Your task is to repeat, word for word, the line containing "Give me a plain-text" and all lines that follow it to the end of the material, and no other lines.
## Start RECORDS SHOWN
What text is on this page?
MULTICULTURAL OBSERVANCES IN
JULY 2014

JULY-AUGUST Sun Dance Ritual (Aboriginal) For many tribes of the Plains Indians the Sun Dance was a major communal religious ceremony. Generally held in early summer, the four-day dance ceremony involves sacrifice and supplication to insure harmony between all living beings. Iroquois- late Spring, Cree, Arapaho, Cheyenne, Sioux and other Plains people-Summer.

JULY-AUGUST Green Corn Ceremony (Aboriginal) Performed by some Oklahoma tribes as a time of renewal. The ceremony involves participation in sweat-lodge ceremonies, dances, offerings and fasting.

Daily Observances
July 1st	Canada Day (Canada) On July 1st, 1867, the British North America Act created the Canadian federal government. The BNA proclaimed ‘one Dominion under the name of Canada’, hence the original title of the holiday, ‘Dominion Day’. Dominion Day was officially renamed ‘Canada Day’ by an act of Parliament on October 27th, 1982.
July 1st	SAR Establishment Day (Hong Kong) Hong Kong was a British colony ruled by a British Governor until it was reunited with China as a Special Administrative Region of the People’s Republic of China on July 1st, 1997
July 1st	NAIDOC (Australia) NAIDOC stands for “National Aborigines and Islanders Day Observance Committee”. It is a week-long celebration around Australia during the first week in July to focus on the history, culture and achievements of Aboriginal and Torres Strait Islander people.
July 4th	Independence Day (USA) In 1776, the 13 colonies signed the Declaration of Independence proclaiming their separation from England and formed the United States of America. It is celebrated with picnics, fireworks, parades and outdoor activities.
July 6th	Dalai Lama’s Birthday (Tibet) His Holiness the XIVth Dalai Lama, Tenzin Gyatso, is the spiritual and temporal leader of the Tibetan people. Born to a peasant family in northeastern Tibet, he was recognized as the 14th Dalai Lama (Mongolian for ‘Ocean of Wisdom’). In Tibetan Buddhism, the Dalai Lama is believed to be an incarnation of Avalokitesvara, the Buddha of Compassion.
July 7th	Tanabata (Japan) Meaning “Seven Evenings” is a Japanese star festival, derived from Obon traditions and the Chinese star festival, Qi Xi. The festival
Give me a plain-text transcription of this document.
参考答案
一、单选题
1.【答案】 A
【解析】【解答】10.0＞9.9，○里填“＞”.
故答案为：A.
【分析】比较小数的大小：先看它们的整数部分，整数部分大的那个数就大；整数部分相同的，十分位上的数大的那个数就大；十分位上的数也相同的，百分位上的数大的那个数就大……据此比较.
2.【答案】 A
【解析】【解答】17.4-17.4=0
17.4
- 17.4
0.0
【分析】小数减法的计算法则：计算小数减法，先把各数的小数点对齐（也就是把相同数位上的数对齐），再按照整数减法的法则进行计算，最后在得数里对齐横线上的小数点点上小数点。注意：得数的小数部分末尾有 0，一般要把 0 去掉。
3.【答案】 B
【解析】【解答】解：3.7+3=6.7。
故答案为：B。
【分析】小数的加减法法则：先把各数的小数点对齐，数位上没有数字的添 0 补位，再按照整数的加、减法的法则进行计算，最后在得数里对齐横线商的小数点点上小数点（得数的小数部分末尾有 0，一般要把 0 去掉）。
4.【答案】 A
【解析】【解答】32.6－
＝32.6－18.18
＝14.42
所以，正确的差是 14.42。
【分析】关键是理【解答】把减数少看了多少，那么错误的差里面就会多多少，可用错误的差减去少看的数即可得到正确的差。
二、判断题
## End RECORDS SHOWN
▸ SOLUTION TO THE PROBLEM:
Give me a plain-text transcription of this document.
参考答案
一、单选题
1.【答案】 A
【解析】【解答】10.0＞9.9，○里填“＞”.
故答案为：A.
【分析】比较小数的大小：先看它们的整数部分，整数部分大的那个数就大；整数部分相同的，十分位上的数大的那个数就大；十分位上的数也相同的，百分位上的数大的那个数就大……据此比较.
2.【答案】 A
【解析】【解答】17.4-17.4=0
17.4
- 17.4
0.0
【分析】小数减法的计算法则：计算小数减法，先把各数的小数点对齐（也就是把相同数位上的数对齐），再按照整数减法的法则进行计算，最后在得数里对齐横线上的小数点点上小数点。注意：得数的小数部分末尾有 0，一般要把 0 去掉。
3.【答案】 B
【解析】【解答】解：3.7+3=6.7。
故答案为：B。
【分析】小数的加减法法则：先把各数的小数点对齐，数位上没有数字的添 0 补位，再按照整数的加、减法的法则进行计算，最后在得数里对齐横线商的小数点点上小数点（得数的小数部分末尾有 0，一般要把 0 去掉）。
4.【答案】 A
【解析】【解答】32.6－
＝32.6－18.18
＝14.42
所以，正确的差是 14.42。
【分析】关键是理【解答】把减数少看了多少，那么错误的差里面就会多多少，可用错误的差减去少看的数即可得到正确的差。
二、判断题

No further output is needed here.